Stated goal: Print all records exactly, leaving nothing out.
══ Records for processing ══
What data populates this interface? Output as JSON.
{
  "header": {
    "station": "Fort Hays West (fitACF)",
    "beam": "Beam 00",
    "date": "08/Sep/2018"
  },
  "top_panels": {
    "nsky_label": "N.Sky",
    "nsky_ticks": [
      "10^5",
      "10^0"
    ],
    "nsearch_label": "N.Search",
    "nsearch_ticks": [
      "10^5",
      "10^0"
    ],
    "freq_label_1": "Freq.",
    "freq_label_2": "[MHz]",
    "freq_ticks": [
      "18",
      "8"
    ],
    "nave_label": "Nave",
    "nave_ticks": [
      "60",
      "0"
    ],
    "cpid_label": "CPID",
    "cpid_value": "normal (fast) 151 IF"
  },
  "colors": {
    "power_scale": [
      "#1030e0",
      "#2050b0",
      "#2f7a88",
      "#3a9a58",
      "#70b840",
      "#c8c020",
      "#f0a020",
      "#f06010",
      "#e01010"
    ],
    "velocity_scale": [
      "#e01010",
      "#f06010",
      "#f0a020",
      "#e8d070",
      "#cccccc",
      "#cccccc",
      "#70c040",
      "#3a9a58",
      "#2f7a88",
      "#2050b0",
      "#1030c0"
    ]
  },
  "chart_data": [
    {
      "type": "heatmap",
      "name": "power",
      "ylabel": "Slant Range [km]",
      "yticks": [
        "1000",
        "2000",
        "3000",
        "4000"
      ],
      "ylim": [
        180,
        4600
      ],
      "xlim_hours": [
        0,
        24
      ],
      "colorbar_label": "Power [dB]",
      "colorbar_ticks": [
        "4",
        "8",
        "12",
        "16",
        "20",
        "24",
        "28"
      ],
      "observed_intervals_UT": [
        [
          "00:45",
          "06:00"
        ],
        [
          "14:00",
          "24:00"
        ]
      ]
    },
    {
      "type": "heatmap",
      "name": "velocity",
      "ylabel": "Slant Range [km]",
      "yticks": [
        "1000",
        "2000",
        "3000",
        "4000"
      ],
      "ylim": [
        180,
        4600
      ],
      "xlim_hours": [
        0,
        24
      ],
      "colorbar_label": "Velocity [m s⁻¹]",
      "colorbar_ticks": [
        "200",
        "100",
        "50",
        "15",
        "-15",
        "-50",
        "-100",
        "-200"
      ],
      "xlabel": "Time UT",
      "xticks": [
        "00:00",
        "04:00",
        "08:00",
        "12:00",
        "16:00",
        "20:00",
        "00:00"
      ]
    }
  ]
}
═══
Result:
What data populates this interface? Output as JSON.
{
  "header": {
    "station": "Fort Hays West (fitACF)",
    "beam": "Beam 00",
    "date": "08/Sep/2018"
  },
  "top_panels": {
    "nsky_label": "N.Sky",
    "nsky_ticks": [
      "10^5",
      "10^0"
    ],
    "nsearch_label": "N.Search",
    "nsearch_ticks": [
      "10^5",
      "10^0"
    ],
    "freq_label_1": "Freq.",
    "freq_label_2": "[MHz]",
    "freq_ticks": [
      "18",
      "8"
    ],
    "nave_label": "Nave",
    "nave_ticks": [
      "60",
      "0"
    ],
    "cpid_label": "CPID",
    "cpid_value": "normal (fast) 151 IF"
  },
  "colors": {
    "power_scale": [
      "#1030e0",
      "#2050b0",
      "#2f7a88",
      "#3a9a58",
      "#70b840",
      "#c8c020",
      "#f0a020",
      "#f06010",
      "#e01010"
    ],
    "velocity_scale": [
      "#e01010",
      "#f06010",
      "#f0a020",
      "#e8d070",
      "#cccccc",
      "#cccccc",
      "#70c040",
      "#3a9a58",
      "#2f7a88",
      "#2050b0",
      "#1030c0"
    ]
  },
  "chart_data": [
    {
      "type": "heatmap",
      "name": "power",
      "ylabel": "Slant Range [km]",
      "yticks": [
        "1000",
        "2000",
        "3000",
        "4000"
      ],
      "ylim": [
        180,
        4600
      ],
      "xlim_hours": [
        0,
        24
      ],
      "colorbar_label": "Power [dB]",
      "colorbar_ticks": [
        "4",
        "8",
        "12",
        "16",
        "20",
        "24",
        "28"
      ],
      "observed_intervals_UT": [
        [
          "00:45",
          "06:00"
        ],
        [
          "14:00",
          "24:00"
        ]
      ]
    },
    {
      "type": "heatmap",
      "name": "velocity",
      "ylabel": "Slant Range [km]",
      "yticks": [
        "1000",
        "2000",
        "3000",
        "4000"
      ],
      "ylim": [
        180,
        4600
      ],
      "xlim_hours": [
        0,
        24
      ],
      "colorbar_label": "Velocity [m s⁻¹]",
      "colorbar_ticks": [
        "200",
        "100",
        "50",
        "15",
        "-15",
        "-50",
        "-100",
        "-200"
      ],
      "xlabel": "Time UT",
      "xticks": [
        "00:00",
        "04:00",
        "08:00",
        "12:00",
        "16:00",
        "20:00",
        "00:00"
      ]
    }
  ]
}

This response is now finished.